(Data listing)
————
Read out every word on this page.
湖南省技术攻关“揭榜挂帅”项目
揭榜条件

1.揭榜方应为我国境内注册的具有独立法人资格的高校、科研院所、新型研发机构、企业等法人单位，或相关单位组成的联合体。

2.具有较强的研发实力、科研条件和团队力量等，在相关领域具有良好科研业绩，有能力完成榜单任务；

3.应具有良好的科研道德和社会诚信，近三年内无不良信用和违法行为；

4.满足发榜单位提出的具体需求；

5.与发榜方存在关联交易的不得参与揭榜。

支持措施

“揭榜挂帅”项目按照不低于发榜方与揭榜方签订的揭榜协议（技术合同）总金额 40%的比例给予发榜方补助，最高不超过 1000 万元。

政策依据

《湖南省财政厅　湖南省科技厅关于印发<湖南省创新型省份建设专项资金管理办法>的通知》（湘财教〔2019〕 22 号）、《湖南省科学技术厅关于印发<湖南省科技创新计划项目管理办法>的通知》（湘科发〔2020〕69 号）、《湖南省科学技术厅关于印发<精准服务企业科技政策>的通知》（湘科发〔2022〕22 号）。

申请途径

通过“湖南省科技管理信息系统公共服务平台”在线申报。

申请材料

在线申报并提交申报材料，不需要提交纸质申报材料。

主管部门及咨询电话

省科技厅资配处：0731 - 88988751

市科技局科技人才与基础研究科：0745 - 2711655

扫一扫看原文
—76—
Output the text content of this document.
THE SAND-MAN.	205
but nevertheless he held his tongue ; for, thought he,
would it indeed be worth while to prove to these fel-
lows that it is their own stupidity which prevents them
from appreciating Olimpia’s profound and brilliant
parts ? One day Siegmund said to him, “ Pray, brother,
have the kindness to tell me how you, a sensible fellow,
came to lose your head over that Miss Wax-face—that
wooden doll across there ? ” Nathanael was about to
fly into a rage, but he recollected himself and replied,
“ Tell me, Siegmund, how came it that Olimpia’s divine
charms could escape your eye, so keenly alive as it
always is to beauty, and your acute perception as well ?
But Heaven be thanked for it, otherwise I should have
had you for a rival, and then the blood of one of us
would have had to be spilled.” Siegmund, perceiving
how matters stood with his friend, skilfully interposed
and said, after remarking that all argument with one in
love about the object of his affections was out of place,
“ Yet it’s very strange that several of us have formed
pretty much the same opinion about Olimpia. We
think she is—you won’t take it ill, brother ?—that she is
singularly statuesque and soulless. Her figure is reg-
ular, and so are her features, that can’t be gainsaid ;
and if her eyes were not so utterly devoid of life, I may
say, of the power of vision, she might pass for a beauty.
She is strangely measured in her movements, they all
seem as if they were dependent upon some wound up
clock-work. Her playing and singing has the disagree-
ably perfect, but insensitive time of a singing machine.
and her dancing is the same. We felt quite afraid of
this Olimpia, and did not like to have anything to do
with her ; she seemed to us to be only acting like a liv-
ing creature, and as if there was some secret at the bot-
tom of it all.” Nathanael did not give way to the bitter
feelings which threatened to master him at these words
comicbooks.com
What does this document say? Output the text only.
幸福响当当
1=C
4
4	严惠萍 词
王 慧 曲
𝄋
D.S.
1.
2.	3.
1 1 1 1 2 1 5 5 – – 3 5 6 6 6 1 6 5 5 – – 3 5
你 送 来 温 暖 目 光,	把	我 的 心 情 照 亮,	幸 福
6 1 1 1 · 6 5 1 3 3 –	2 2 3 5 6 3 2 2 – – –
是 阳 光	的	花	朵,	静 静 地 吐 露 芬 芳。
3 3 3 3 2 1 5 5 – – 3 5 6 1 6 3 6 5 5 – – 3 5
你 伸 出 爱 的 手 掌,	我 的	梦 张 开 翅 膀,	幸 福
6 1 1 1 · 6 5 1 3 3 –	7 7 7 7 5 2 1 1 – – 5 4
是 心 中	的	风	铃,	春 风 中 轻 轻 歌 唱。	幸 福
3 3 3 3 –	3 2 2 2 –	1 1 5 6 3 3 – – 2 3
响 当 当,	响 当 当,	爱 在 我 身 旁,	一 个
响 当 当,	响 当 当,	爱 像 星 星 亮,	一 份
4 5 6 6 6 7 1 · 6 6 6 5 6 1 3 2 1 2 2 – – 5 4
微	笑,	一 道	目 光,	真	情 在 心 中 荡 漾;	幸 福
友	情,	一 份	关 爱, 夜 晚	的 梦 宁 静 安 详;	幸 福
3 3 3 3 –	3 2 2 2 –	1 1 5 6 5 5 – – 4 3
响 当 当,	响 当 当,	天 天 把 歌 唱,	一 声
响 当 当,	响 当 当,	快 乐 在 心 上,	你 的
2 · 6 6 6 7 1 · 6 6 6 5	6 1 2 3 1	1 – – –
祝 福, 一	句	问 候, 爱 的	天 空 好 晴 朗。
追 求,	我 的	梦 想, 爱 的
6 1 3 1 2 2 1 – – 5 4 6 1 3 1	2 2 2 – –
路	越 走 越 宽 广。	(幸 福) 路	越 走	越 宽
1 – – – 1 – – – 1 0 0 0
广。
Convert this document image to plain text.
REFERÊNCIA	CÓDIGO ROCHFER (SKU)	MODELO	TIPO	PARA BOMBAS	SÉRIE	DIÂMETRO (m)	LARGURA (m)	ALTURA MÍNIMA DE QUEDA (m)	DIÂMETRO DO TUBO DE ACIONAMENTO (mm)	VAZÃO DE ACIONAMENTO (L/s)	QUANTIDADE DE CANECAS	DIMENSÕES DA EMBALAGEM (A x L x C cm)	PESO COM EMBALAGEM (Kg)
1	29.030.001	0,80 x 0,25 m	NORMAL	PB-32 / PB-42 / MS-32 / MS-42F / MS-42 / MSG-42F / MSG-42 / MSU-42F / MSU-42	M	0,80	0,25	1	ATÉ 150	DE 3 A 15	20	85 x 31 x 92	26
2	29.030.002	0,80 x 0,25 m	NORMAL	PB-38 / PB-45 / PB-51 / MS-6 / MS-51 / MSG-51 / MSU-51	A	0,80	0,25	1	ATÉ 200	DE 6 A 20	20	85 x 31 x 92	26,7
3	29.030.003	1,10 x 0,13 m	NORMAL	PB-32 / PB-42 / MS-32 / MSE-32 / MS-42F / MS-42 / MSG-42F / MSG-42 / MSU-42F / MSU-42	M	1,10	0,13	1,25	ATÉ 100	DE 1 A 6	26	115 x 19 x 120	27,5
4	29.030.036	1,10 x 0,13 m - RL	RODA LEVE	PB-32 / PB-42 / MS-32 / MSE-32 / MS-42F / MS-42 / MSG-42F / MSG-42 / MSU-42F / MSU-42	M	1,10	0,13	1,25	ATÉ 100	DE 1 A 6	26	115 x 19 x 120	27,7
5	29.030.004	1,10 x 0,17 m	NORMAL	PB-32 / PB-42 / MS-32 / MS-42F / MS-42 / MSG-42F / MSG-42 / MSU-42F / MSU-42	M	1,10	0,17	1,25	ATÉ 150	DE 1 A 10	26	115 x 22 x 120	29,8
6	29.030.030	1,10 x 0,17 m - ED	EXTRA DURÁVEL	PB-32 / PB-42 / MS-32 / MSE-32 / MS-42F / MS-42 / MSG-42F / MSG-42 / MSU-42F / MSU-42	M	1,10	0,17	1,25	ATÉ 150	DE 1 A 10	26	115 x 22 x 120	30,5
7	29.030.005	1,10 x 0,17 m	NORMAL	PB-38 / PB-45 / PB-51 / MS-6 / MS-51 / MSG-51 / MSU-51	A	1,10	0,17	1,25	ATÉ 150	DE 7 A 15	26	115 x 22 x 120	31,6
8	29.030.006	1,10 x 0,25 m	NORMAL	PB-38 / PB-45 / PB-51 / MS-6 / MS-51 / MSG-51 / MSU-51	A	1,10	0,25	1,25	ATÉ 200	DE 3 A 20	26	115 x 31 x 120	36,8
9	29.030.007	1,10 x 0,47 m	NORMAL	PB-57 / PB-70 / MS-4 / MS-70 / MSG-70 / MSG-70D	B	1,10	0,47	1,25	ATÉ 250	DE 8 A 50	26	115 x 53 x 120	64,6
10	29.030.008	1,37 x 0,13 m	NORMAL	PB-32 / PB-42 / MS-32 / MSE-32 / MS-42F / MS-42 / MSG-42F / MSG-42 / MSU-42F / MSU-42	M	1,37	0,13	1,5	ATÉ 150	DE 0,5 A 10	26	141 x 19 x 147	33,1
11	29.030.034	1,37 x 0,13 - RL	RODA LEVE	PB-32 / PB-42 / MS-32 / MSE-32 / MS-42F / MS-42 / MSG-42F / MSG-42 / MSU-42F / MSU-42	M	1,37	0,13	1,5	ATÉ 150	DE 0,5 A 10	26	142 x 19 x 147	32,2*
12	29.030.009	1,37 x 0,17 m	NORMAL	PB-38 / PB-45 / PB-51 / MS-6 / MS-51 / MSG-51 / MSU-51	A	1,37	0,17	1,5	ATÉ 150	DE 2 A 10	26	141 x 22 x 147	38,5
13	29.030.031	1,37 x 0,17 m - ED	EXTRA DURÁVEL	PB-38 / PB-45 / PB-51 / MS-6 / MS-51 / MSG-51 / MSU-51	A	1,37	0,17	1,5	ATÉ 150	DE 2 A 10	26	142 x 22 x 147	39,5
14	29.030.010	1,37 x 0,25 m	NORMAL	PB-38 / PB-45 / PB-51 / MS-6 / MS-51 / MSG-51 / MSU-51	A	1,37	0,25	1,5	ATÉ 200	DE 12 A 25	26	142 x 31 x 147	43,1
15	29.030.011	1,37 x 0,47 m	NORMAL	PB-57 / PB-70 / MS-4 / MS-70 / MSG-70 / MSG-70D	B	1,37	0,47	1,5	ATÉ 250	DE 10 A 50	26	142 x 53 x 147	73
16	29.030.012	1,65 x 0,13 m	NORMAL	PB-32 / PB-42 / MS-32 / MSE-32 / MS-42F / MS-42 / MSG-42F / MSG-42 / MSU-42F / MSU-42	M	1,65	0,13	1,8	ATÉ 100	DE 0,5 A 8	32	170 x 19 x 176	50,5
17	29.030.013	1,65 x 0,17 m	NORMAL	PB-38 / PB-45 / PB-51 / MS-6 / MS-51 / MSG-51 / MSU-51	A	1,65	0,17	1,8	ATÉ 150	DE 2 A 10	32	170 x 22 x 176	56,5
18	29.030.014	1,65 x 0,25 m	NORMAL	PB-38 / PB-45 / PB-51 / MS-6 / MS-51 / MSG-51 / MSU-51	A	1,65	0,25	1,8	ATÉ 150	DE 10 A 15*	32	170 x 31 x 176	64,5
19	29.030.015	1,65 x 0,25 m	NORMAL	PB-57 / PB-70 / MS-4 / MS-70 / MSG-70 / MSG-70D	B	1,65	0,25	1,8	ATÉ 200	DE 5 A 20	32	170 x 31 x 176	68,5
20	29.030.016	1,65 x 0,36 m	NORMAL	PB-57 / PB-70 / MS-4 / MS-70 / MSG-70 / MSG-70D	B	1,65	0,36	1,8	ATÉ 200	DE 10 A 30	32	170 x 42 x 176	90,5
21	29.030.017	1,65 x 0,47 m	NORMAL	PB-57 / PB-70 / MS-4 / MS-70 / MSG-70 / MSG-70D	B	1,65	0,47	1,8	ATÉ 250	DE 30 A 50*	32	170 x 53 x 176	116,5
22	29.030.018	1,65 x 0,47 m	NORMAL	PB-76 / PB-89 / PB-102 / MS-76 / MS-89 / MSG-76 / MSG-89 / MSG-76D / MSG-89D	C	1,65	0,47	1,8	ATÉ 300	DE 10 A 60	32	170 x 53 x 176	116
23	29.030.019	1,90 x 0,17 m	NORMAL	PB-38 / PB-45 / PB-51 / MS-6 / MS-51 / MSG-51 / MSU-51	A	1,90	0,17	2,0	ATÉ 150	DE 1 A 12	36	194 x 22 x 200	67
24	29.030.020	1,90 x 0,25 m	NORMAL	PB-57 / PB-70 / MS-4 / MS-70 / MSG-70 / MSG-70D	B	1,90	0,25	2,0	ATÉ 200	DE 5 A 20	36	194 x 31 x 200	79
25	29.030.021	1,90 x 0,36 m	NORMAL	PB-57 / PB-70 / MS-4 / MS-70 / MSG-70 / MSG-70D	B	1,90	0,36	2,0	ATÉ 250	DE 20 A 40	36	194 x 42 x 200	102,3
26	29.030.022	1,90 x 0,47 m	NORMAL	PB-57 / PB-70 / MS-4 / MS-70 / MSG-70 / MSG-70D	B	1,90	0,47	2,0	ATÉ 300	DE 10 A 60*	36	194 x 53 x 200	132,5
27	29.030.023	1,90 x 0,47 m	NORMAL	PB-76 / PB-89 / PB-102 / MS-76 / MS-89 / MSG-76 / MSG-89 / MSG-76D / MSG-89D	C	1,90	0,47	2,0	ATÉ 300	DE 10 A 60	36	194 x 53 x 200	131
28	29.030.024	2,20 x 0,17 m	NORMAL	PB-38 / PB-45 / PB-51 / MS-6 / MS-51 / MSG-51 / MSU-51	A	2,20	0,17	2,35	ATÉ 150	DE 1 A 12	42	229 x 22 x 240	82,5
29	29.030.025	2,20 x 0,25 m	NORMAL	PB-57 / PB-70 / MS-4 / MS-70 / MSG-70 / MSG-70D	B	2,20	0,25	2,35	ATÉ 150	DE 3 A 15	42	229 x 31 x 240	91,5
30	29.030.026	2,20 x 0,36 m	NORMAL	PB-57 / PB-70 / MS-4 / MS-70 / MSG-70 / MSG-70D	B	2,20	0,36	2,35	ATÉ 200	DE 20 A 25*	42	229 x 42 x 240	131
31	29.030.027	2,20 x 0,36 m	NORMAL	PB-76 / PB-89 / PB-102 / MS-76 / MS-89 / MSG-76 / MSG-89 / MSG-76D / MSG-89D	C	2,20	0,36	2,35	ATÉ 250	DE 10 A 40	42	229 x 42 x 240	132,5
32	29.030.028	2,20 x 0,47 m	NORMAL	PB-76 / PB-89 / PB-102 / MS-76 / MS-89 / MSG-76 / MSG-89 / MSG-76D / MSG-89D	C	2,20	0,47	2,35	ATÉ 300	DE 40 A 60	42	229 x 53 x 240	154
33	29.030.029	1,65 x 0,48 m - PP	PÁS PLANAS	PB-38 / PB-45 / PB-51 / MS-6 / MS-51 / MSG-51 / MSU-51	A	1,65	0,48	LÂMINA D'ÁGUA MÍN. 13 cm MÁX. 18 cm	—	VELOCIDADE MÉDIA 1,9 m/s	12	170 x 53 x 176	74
————
What you need to do: Copy each line of the records that contains the word "LEVE".

Expected output:
4	29.030.036	1,10 x 0,13 m - RL	RODA LEVE	PB-32 / PB-42 / MS-32 / MSE-32 / MS-42F / MS-42 / MSG-42F / MSG-42 / MSU-42F / MSU-42	M	1,10	0,13	1,25	ATÉ 100	DE 1 A 6	26	115 x 19 x 120	27,7
11	29.030.034	1,37 x 0,13 - RL	RODA LEVE	PB-32 / PB-42 / MS-32 / MSE-32 / MS-42F / MS-42 / MSG-42F / MSG-42 / MSU-42F / MSU-42	M	1,37	0,13	1,5	ATÉ 150	DE 0,5 A 10	26	142 x 19 x 147	32,2*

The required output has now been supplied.